--- start DATA FOR PROCESSING ---

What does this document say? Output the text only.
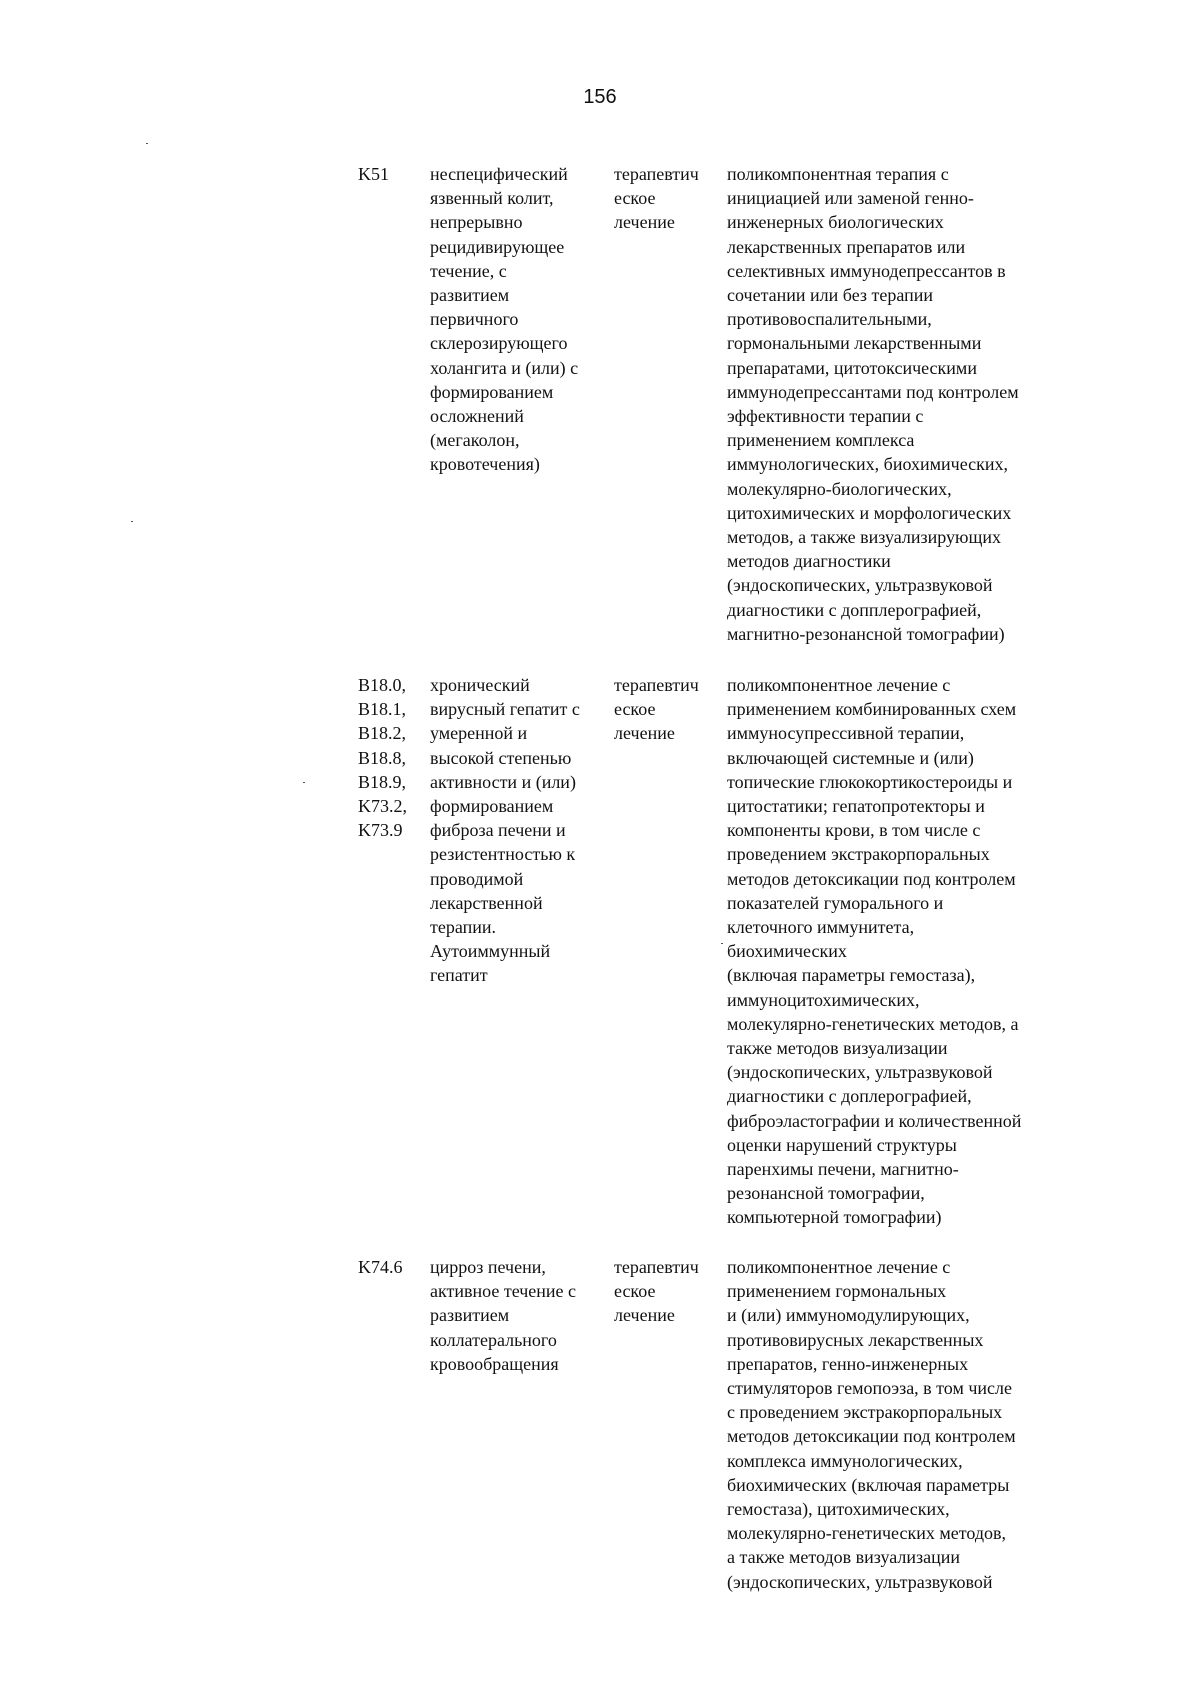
156
K51	неспецифический
язвенный колит,
непрерывно
рецидивирующее
течение, с
развитием
первичного
склерозирующего
холангита и (или) с
формированием
осложнений
(мегаколон,
кровотечения)
терапевтич
еское
лечение
поликомпонентная терапия с
инициацией или заменой генно-
инженерных биологических
лекарственных препаратов или
селективных иммунодепрессантов в
сочетании или без терапии
противовоспалительными,
гормональными лекарственными
препаратами, цитотоксическими
иммунодепрессантами под контролем
эффективности терапии с
применением комплекса
иммунологических, биохимических,
молекулярно-биологических,
цитохимических и морфологических
методов, а также визуализирующих
методов диагностики
(эндоскопических, ультразвуковой
диагностики с допплерографией,
магнитно-резонансной томографии)
B18.0,
B18.1,
B18.2,
B18.8,
B18.9,
K73.2,
K73.9
хронический
вирусный гепатит с
умеренной и
высокой степенью
активности и (или)
формированием
фиброза печени и
резистентностью к
проводимой
лекарственной
терапии.
Аутоиммунный
гепатит
терапевтич
еское
лечение
поликомпонентное лечение с
применением комбинированных схем
иммуносупрессивной терапии,
включающей системные и (или)
топические глюкокортикостероиды и
цитостатики; гепатопротекторы и
компоненты крови, в том числе с
проведением экстракорпоральных
методов детоксикации под контролем
показателей гуморального и
клеточного иммунитета,
биохимических
(включая параметры гемостаза),
иммуноцитохимических,
молекулярно-генетических методов, а
также методов визуализации
(эндоскопических, ультразвуковой
диагностики с доплерографией,
фиброэластографии и количественной
оценки нарушений структуры
паренхимы печени, магнитно-
резонансной томографии,
компьютерной томографии)
K74.6	цирроз печени,
активное течение с
развитием
коллатерального
кровообращения
терапевтич
еское
лечение
поликомпонентное лечение с
применением гормональных
и (или) иммуномодулирующих,
противовирусных лекарственных
препаратов, генно-инженерных
стимуляторов гемопоэза, в том числе
с проведением экстракорпоральных
методов детоксикации под контролем
комплекса иммунологических,
биохимических (включая параметры
гемостаза), цитохимических,
молекулярно-генетических методов,
а также методов визуализации
(эндоскопических, ультразвуковой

--- end DATA FOR PROCESSING ---

SHORT TASK
Each line in the records above should be reproduced exactly; images are not copied.

TASK RESULT
What does this document say? Output the text only.
156
K51	неспецифический
язвенный колит,
непрерывно
рецидивирующее
течение, с
развитием
первичного
склерозирующего
холангита и (или) с
формированием
осложнений
(мегаколон,
кровотечения)
терапевтич
еское
лечение
поликомпонентная терапия с
инициацией или заменой генно-
инженерных биологических
лекарственных препаратов или
селективных иммунодепрессантов в
сочетании или без терапии
противовоспалительными,
гормональными лекарственными
препаратами, цитотоксическими
иммунодепрессантами под контролем
эффективности терапии с
применением комплекса
иммунологических, биохимических,
молекулярно-биологических,
цитохимических и морфологических
методов, а также визуализирующих
методов диагностики
(эндоскопических, ультразвуковой
диагностики с допплерографией,
магнитно-резонансной томографии)
B18.0,
B18.1,
B18.2,
B18.8,
B18.9,
K73.2,
K73.9
хронический
вирусный гепатит с
умеренной и
высокой степенью
активности и (или)
формированием
фиброза печени и
резистентностью к
проводимой
лекарственной
терапии.
Аутоиммунный
гепатит
терапевтич
еское
лечение
поликомпонентное лечение с
применением комбинированных схем
иммуносупрессивной терапии,
включающей системные и (или)
топические глюкокортикостероиды и
цитостатики; гепатопротекторы и
компоненты крови, в том числе с
проведением экстракорпоральных
методов детоксикации под контролем
показателей гуморального и
клеточного иммунитета,
биохимических
(включая параметры гемостаза),
иммуноцитохимических,
молекулярно-генетических методов, а
также методов визуализации
(эндоскопических, ультразвуковой
диагностики с доплерографией,
фиброэластографии и количественной
оценки нарушений структуры
паренхимы печени, магнитно-
резонансной томографии,
компьютерной томографии)
K74.6	цирроз печени,
активное течение с
развитием
коллатерального
кровообращения
терапевтич
еское
лечение
поликомпонентное лечение с
применением гормональных
и (или) иммуномодулирующих,
противовирусных лекарственных
препаратов, генно-инженерных
стимуляторов гемопоэза, в том числе
с проведением экстракорпоральных
методов детоксикации под контролем
комплекса иммунологических,
биохимических (включая параметры
гемостаза), цитохимических,
молекулярно-генетических методов,
а также методов визуализации
(эндоскопических, ультразвуковой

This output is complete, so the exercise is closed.